[START]
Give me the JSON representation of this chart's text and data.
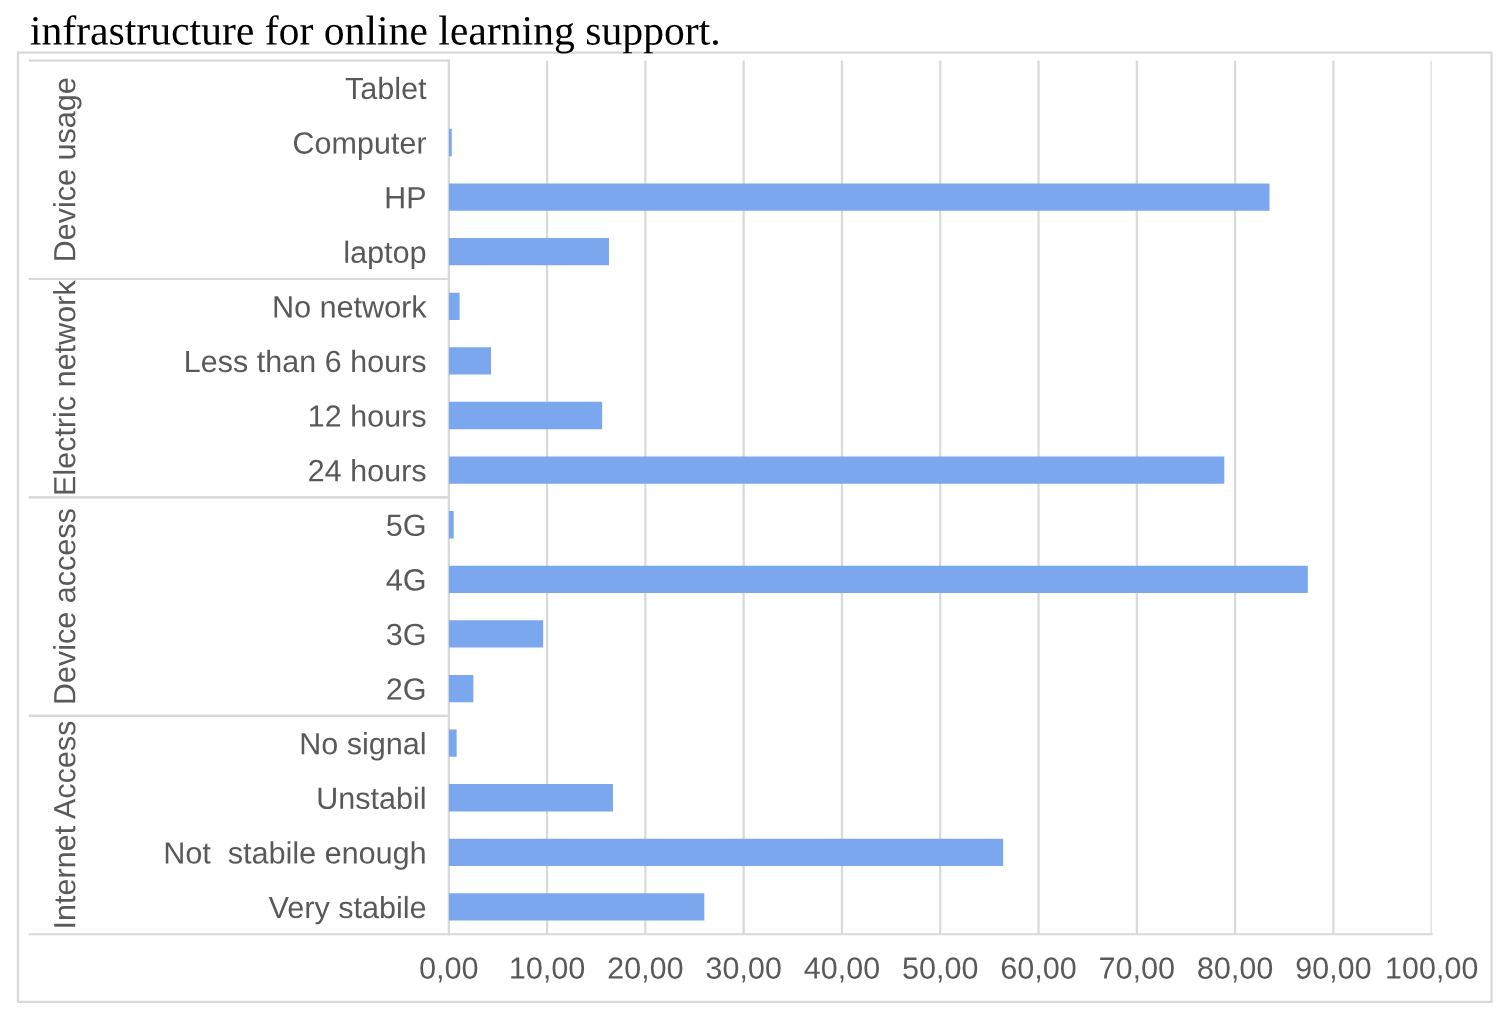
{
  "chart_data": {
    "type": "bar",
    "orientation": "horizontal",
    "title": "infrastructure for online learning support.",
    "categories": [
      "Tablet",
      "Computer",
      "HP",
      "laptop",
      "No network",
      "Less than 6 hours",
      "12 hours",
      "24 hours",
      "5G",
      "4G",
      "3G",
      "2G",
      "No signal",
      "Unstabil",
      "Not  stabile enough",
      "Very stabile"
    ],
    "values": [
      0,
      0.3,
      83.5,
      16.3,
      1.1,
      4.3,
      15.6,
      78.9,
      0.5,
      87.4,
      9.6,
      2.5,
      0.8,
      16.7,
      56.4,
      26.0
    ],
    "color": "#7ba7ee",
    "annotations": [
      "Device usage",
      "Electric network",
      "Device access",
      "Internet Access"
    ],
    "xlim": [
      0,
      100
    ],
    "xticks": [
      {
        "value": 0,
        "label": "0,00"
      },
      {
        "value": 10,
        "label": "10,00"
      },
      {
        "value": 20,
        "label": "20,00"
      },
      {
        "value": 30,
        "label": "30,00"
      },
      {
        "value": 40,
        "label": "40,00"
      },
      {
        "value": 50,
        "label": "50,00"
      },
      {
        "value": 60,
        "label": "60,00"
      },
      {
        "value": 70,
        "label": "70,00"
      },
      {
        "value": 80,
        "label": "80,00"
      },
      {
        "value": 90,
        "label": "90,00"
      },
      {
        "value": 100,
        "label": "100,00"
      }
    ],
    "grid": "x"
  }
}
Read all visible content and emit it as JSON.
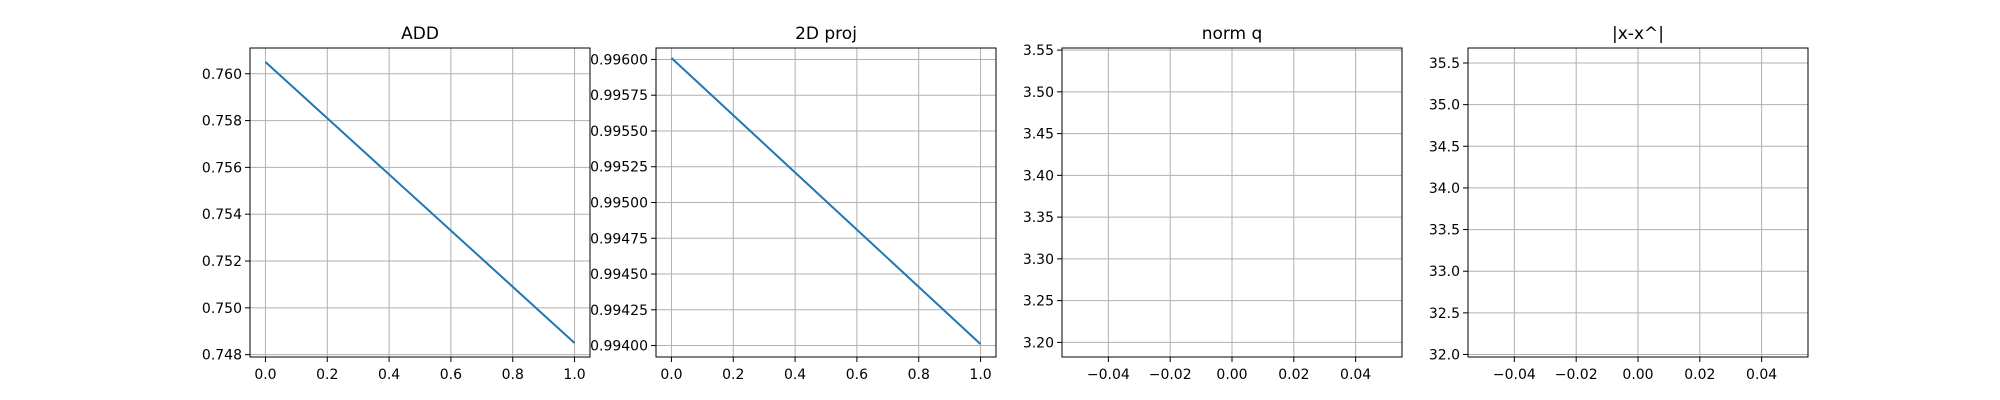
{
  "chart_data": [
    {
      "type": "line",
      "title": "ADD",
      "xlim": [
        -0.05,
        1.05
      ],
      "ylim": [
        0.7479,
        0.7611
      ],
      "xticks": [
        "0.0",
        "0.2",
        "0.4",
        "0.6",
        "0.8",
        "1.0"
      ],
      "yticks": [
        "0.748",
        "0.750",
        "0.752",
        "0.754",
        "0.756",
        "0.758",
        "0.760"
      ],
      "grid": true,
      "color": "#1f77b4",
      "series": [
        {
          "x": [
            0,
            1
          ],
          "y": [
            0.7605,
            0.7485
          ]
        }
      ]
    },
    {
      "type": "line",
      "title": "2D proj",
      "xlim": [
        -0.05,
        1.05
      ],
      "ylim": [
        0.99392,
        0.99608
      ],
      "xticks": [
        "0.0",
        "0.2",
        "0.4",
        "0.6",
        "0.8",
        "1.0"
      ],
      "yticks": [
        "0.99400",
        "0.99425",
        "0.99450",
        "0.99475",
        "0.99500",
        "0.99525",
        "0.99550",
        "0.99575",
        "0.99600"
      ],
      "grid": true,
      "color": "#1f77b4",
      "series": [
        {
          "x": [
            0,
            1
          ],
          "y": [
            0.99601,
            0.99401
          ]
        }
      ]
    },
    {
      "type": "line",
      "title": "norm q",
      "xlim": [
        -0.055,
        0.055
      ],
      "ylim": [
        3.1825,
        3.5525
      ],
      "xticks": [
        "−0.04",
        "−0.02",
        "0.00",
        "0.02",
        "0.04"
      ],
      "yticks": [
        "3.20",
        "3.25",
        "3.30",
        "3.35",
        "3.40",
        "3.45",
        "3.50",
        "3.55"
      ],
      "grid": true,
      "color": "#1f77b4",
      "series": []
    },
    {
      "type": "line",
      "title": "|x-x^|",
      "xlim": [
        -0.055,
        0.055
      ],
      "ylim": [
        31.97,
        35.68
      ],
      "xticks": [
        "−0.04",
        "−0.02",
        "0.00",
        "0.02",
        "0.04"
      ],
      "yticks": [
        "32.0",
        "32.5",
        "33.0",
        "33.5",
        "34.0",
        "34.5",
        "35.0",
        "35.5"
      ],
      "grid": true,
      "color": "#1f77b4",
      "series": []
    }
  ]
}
[END]
### TASK STATEMENT
Find every line in the records that contains the word "JSON"; copy those lines.

### FINISHED ANSWER
Give me the JSON representation of this chart's text and data.
Read all visible content and emit it as JSON.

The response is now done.